> **To do**
Spot each line that carries the word "uncertainty"; copy those lines.

::: Supplied data

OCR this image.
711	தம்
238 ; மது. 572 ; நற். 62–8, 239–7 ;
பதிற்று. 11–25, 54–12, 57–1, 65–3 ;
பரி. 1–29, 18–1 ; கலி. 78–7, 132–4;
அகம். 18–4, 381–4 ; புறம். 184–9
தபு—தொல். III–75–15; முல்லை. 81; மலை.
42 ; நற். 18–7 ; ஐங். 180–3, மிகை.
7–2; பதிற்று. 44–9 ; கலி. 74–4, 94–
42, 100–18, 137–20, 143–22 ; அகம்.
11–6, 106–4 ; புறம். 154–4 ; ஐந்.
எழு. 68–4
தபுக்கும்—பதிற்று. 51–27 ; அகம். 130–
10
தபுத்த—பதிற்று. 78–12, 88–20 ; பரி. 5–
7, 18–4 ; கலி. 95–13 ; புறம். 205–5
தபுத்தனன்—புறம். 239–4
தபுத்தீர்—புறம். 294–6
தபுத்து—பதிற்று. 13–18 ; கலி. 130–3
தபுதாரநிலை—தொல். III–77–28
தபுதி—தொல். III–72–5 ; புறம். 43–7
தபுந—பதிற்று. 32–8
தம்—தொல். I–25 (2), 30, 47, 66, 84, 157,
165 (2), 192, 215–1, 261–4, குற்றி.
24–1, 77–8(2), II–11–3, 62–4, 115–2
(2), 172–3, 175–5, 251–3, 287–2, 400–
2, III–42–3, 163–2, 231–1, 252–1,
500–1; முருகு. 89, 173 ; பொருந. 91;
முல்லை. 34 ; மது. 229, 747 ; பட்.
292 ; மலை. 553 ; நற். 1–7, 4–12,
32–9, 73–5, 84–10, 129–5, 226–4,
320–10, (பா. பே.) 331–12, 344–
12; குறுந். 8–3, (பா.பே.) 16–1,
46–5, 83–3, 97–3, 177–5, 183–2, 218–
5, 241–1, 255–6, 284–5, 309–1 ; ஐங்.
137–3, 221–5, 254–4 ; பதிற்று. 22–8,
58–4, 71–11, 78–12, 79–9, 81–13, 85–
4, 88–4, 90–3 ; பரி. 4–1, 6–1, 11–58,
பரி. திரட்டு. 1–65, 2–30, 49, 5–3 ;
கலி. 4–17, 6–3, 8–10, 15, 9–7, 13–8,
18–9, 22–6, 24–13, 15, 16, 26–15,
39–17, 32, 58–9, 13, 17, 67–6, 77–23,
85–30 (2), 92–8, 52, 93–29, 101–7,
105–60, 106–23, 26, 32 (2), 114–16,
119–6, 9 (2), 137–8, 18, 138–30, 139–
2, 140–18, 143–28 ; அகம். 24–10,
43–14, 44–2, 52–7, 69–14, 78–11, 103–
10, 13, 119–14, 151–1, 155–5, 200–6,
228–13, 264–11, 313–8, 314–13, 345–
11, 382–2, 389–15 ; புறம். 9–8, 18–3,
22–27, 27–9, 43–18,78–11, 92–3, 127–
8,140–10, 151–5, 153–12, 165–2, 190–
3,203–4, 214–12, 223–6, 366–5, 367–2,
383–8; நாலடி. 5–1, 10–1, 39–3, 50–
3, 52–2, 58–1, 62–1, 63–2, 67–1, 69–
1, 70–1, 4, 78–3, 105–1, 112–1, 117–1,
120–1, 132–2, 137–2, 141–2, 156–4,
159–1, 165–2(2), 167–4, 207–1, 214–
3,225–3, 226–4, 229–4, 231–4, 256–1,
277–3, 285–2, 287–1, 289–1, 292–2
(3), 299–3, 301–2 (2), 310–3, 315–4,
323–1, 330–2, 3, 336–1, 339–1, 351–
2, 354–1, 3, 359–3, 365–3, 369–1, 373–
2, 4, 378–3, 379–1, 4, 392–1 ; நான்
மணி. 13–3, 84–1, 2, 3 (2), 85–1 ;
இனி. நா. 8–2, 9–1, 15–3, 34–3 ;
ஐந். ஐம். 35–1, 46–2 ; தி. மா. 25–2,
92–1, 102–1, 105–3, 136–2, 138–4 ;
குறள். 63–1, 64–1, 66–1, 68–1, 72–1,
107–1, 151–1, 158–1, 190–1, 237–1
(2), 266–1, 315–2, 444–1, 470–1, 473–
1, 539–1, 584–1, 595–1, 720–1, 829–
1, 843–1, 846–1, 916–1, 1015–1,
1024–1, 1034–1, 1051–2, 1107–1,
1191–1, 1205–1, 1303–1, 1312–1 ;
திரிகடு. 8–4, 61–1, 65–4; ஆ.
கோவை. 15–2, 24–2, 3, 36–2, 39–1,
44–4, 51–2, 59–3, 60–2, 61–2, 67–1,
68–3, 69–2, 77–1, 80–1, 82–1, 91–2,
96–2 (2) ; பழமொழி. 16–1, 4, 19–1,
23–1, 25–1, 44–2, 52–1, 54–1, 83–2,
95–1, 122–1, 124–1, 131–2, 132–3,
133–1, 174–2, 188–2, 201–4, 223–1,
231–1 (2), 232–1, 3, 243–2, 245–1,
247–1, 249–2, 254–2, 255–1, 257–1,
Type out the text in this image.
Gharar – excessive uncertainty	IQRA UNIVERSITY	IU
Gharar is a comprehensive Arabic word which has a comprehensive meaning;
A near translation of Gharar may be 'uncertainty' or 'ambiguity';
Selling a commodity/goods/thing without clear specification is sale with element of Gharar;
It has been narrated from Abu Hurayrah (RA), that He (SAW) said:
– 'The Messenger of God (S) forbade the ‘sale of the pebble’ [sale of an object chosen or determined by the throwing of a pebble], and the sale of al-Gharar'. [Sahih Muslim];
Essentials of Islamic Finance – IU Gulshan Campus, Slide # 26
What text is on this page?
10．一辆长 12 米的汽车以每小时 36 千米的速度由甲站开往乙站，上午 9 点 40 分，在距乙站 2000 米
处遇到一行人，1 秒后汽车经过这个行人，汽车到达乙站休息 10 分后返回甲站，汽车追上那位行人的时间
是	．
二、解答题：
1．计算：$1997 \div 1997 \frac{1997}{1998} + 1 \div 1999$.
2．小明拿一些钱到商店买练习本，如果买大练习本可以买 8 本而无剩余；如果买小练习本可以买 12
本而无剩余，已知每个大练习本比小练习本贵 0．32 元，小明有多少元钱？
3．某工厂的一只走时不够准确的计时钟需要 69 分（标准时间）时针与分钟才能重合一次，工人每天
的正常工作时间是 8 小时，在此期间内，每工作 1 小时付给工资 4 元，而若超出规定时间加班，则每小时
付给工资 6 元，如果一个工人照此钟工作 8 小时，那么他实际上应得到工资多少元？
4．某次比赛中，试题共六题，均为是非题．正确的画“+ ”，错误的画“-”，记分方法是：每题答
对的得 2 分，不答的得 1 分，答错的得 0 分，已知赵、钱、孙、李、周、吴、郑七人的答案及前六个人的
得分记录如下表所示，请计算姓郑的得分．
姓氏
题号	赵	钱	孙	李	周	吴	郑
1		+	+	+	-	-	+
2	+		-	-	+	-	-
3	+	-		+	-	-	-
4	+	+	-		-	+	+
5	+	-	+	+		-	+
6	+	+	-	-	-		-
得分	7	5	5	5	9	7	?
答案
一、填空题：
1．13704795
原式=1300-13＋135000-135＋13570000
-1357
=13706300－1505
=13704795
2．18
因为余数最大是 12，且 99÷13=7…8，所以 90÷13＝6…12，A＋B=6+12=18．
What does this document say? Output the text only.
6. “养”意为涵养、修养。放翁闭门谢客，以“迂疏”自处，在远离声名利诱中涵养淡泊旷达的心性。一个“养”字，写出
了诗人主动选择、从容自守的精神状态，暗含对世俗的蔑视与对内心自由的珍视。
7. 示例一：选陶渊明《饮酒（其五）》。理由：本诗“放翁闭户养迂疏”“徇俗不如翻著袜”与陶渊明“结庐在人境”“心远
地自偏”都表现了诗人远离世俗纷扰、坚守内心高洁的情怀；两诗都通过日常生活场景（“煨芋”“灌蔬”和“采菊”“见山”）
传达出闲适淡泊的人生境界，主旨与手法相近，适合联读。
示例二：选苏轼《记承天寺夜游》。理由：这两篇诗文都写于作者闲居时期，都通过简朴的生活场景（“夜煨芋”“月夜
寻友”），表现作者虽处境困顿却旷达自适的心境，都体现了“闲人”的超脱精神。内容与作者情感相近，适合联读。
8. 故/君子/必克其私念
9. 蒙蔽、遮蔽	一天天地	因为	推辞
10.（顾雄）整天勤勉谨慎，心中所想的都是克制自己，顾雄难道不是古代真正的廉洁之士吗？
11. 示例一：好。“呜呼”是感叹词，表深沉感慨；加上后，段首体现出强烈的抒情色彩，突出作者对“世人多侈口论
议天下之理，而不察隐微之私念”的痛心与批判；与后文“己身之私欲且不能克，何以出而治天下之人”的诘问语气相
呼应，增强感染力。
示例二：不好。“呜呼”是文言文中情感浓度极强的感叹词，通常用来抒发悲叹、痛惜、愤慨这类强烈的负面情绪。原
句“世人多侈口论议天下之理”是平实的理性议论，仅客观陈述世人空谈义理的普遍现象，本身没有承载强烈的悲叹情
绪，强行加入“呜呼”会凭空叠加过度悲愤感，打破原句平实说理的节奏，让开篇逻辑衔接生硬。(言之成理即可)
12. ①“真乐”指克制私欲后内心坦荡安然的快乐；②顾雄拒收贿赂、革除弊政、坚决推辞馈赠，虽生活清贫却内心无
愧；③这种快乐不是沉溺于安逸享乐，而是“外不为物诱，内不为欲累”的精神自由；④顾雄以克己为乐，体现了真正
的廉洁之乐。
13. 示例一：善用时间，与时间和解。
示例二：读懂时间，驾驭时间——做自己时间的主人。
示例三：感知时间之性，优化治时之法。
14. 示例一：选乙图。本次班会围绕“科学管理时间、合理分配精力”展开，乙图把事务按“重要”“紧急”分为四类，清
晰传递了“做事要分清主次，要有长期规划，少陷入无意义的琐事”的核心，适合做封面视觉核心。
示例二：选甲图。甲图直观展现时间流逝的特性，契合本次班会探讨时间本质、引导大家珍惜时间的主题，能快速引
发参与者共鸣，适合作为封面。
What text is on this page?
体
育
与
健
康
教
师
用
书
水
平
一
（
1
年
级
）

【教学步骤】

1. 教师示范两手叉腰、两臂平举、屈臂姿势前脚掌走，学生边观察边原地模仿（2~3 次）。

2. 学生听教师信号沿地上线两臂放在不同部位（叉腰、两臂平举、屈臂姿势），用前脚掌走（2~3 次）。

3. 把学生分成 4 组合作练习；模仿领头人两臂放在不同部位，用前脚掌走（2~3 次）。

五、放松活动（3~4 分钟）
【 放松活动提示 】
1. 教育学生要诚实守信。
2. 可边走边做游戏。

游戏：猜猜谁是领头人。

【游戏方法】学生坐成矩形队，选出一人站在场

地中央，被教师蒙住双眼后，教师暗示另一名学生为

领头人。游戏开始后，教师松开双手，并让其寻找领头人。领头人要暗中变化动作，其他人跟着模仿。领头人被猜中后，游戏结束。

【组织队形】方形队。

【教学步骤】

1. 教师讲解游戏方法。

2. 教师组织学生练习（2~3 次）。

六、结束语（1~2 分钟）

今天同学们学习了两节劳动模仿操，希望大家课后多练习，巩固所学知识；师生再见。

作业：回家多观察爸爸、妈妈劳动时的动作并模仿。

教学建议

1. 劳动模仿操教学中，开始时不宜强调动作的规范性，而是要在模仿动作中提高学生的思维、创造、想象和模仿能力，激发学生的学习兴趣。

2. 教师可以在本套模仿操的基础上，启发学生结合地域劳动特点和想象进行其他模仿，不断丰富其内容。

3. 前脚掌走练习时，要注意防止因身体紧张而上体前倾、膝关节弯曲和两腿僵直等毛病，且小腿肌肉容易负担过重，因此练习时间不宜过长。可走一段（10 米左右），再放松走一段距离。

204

::::::

> **Answer to this task**
Gharar – excessive uncertainty	IQRA UNIVERSITY	IU
A near translation of Gharar may be 'uncertainty' or 'ambiguity';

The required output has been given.